- _What to work on_
Scan the data for "JSON" and copy the lines it appears in.

★ ★ ★ ★ ★ ★ ★

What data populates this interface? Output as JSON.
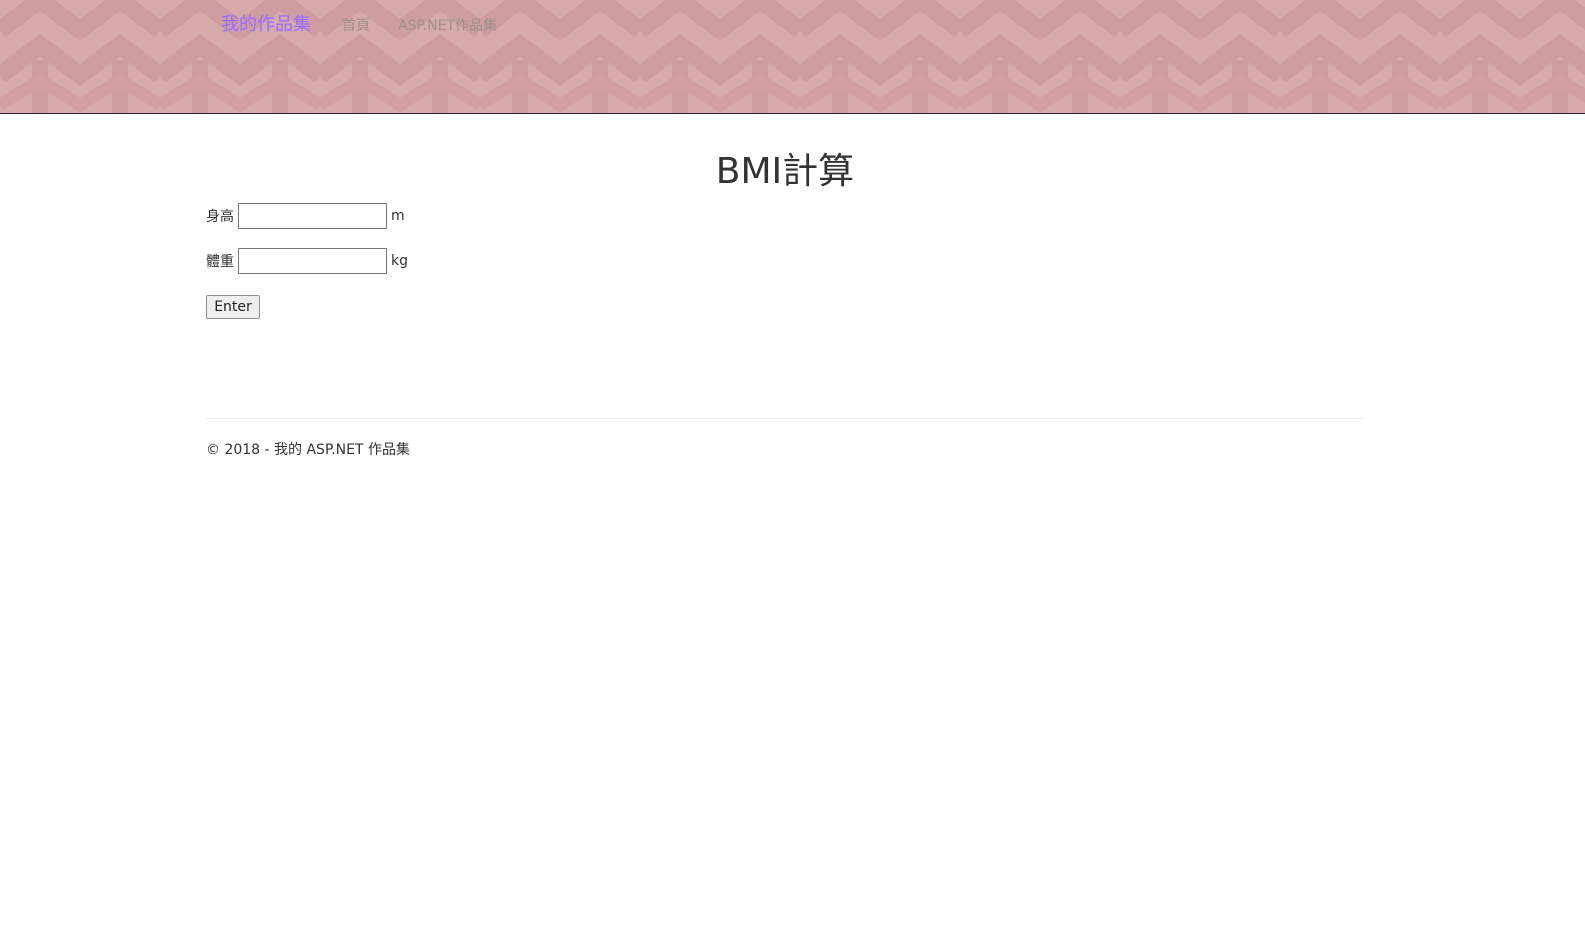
{
  "navbar": {
    "brand": "我的作品集",
    "links": [
      {
        "label": "首頁"
      },
      {
        "label": "ASP.NET作品集"
      }
    ]
  },
  "main": {
    "title": "BMI計算",
    "fields": [
      {
        "label": "身高",
        "value": "",
        "unit": "m"
      },
      {
        "label": "體重",
        "value": "",
        "unit": "kg"
      }
    ],
    "submit_label": "Enter"
  },
  "footer": {
    "text": "© 2018 - 我的 ASP.NET 作品集"
  },
  "colors": {
    "navbar_bg": "#d7aaaa",
    "brand_text": "#9b6cf0",
    "nav_link_text": "#a08f8f",
    "body_text": "#333333"
  }
}
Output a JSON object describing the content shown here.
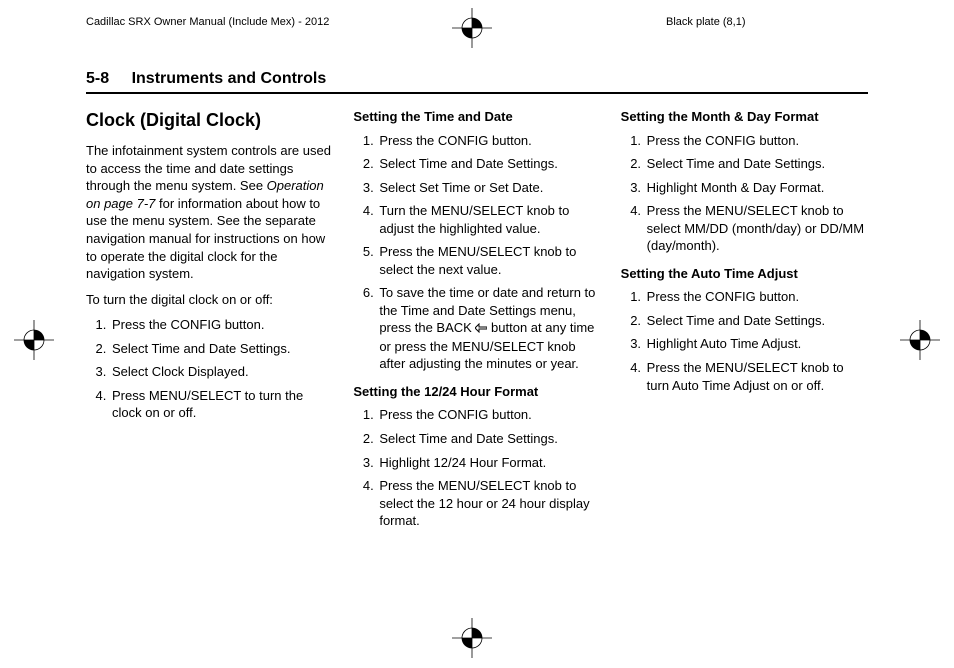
{
  "header": {
    "doc_title": "Cadillac SRX Owner Manual (Include Mex) - 2012",
    "plate_label": "Black plate (8,1)",
    "section_number": "5-8",
    "section_title": "Instruments and Controls"
  },
  "col1": {
    "heading": "Clock (Digital Clock)",
    "intro_part1": "The infotainment system controls are used to access the time and date settings through the menu system. See ",
    "intro_italic": "Operation on page 7-7",
    "intro_part2": " for information about how to use the menu system. See the separate navigation manual for instructions on how to operate the digital clock for the navigation system.",
    "toggle_lead": "To turn the digital clock on or off:",
    "toggle_steps": [
      "Press the CONFIG button.",
      "Select Time and Date Settings.",
      "Select Clock Displayed.",
      "Press MENU/SELECT to turn the clock on or off."
    ]
  },
  "col2": {
    "h_time_date": "Setting the Time and Date",
    "time_date_steps": [
      "Press the CONFIG button.",
      "Select Time and Date Settings.",
      "Select Set Time or Set Date.",
      "Turn the MENU/SELECT knob to adjust the highlighted value.",
      "Press the MENU/SELECT knob to select the next value."
    ],
    "time_date_step6_a": "To save the time or date and return to the Time and Date Settings menu, press the BACK ",
    "time_date_step6_b": " button at any time or press the MENU/SELECT knob after adjusting the minutes or year.",
    "h_12_24": "Setting the 12/24 Hour Format",
    "hr_steps": [
      "Press the CONFIG button.",
      "Select Time and Date Settings.",
      "Highlight 12/24 Hour Format.",
      "Press the MENU/SELECT knob to select the 12 hour or 24 hour display format."
    ]
  },
  "col3": {
    "h_month_day": "Setting the Month & Day Format",
    "md_steps": [
      "Press the CONFIG button.",
      "Select Time and Date Settings.",
      "Highlight Month & Day Format.",
      "Press the MENU/SELECT knob to select MM/DD (month/day) or DD/MM (day/month)."
    ],
    "h_auto": "Setting the Auto Time Adjust",
    "auto_steps": [
      "Press the CONFIG button.",
      "Select Time and Date Settings.",
      "Highlight Auto Time Adjust.",
      "Press the MENU/SELECT knob to turn Auto Time Adjust on or off."
    ]
  },
  "icons": {
    "back_arrow_name": "back-arrow-icon"
  }
}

★ ★ ★ ★ ★ ★ ★

- _Worked solution_
What data populates this interface? Output as JSON.
Output a JSON object describing the content shown here.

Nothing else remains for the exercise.